-------- Available records

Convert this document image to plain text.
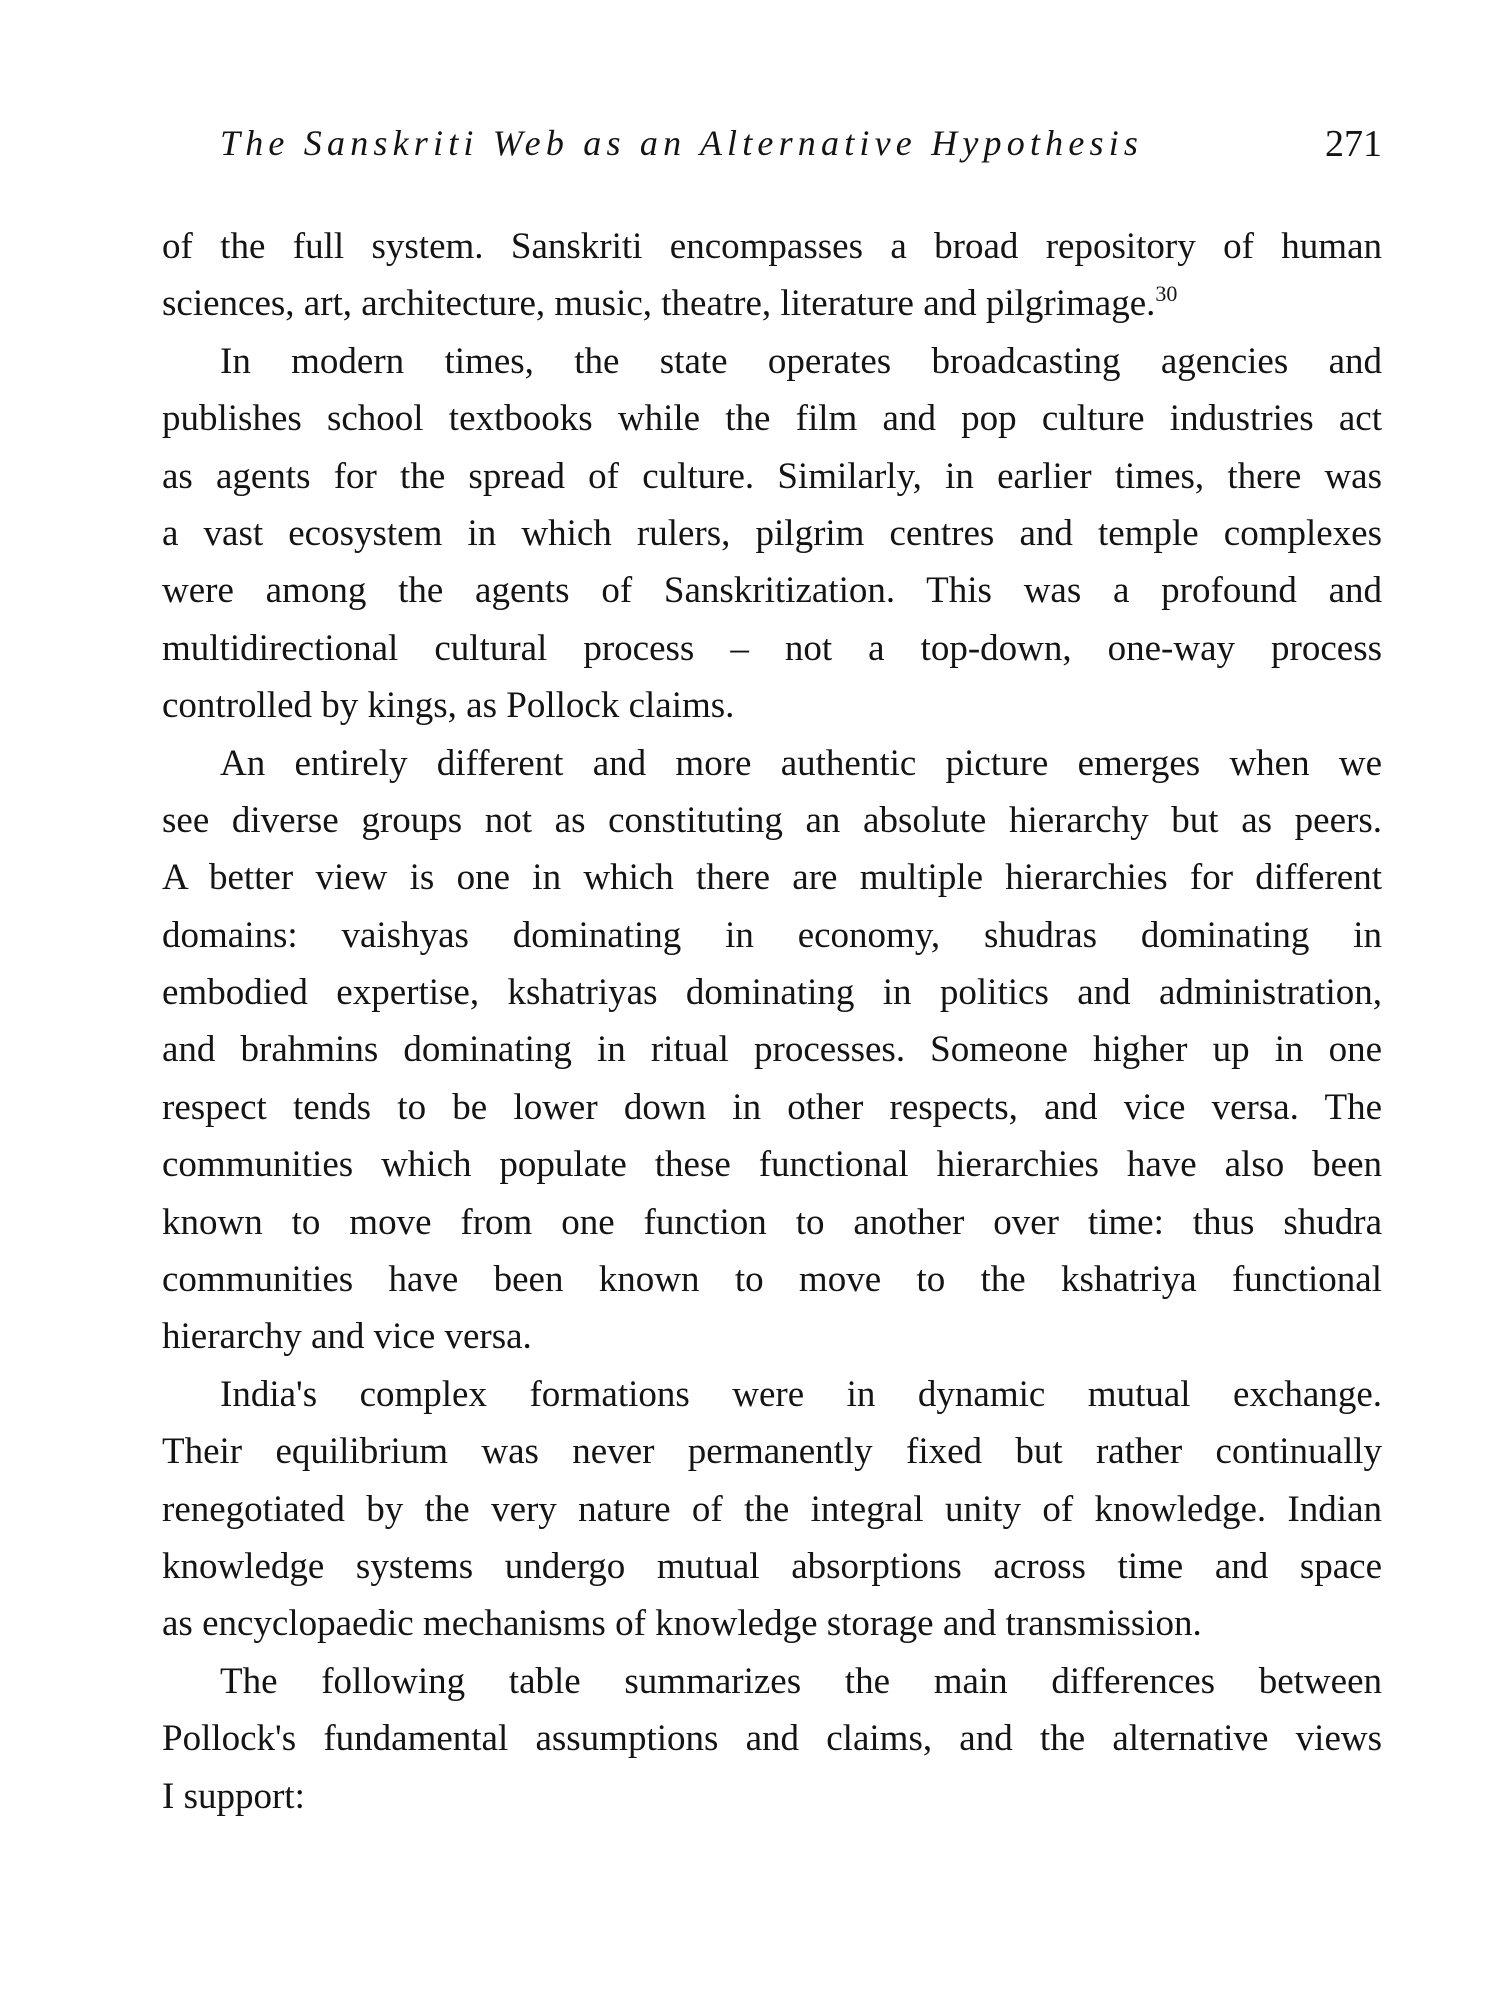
The Sanskriti Web as an Alternative Hypothesis	271
of the full system. Sanskriti encompasses a broad repository of human
sciences, art, architecture, music, theatre, literature and pilgrimage.$^{30}$
In modern times, the state operates broadcasting agencies and
publishes school textbooks while the film and pop culture industries act
as agents for the spread of culture. Similarly, in earlier times, there was
a vast ecosystem in which rulers, pilgrim centres and temple complexes
were among the agents of Sanskritization. This was a profound and
multidirectional cultural process – not a top-down, one-way process
controlled by kings, as Pollock claims.
An entirely different and more authentic picture emerges when we
see diverse groups not as constituting an absolute hierarchy but as peers.
A better view is one in which there are multiple hierarchies for different
domains: vaishyas dominating in economy, shudras dominating in
embodied expertise, kshatriyas dominating in politics and administration,
and brahmins dominating in ritual processes. Someone higher up in one
respect tends to be lower down in other respects, and vice versa. The
communities which populate these functional hierarchies have also been
known to move from one function to another over time: thus shudra
communities have been known to move to the kshatriya functional
hierarchy and vice versa.
India's complex formations were in dynamic mutual exchange.
Their equilibrium was never permanently fixed but rather continually
renegotiated by the very nature of the integral unity of knowledge. Indian
knowledge systems undergo mutual absorptions across time and space
as encyclopaedic mechanisms of knowledge storage and transmission.
The following table summarizes the main differences between
Pollock's fundamental assumptions and claims, and the alternative views
I support:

----------------

= Short exercise =
Repeat all of the records verbatim, leaving out the pictures.

= Result for this task =
Convert this document image to plain text.
The Sanskriti Web as an Alternative Hypothesis	271
of the full system. Sanskriti encompasses a broad repository of human
sciences, art, architecture, music, theatre, literature and pilgrimage.$^{30}$
In modern times, the state operates broadcasting agencies and
publishes school textbooks while the film and pop culture industries act
as agents for the spread of culture. Similarly, in earlier times, there was
a vast ecosystem in which rulers, pilgrim centres and temple complexes
were among the agents of Sanskritization. This was a profound and
multidirectional cultural process – not a top-down, one-way process
controlled by kings, as Pollock claims.
An entirely different and more authentic picture emerges when we
see diverse groups not as constituting an absolute hierarchy but as peers.
A better view is one in which there are multiple hierarchies for different
domains: vaishyas dominating in economy, shudras dominating in
embodied expertise, kshatriyas dominating in politics and administration,
and brahmins dominating in ritual processes. Someone higher up in one
respect tends to be lower down in other respects, and vice versa. The
communities which populate these functional hierarchies have also been
known to move from one function to another over time: thus shudra
communities have been known to move to the kshatriya functional
hierarchy and vice versa.
India's complex formations were in dynamic mutual exchange.
Their equilibrium was never permanently fixed but rather continually
renegotiated by the very nature of the integral unity of knowledge. Indian
knowledge systems undergo mutual absorptions across time and space
as encyclopaedic mechanisms of knowledge storage and transmission.
The following table summarizes the main differences between
Pollock's fundamental assumptions and claims, and the alternative views
I support:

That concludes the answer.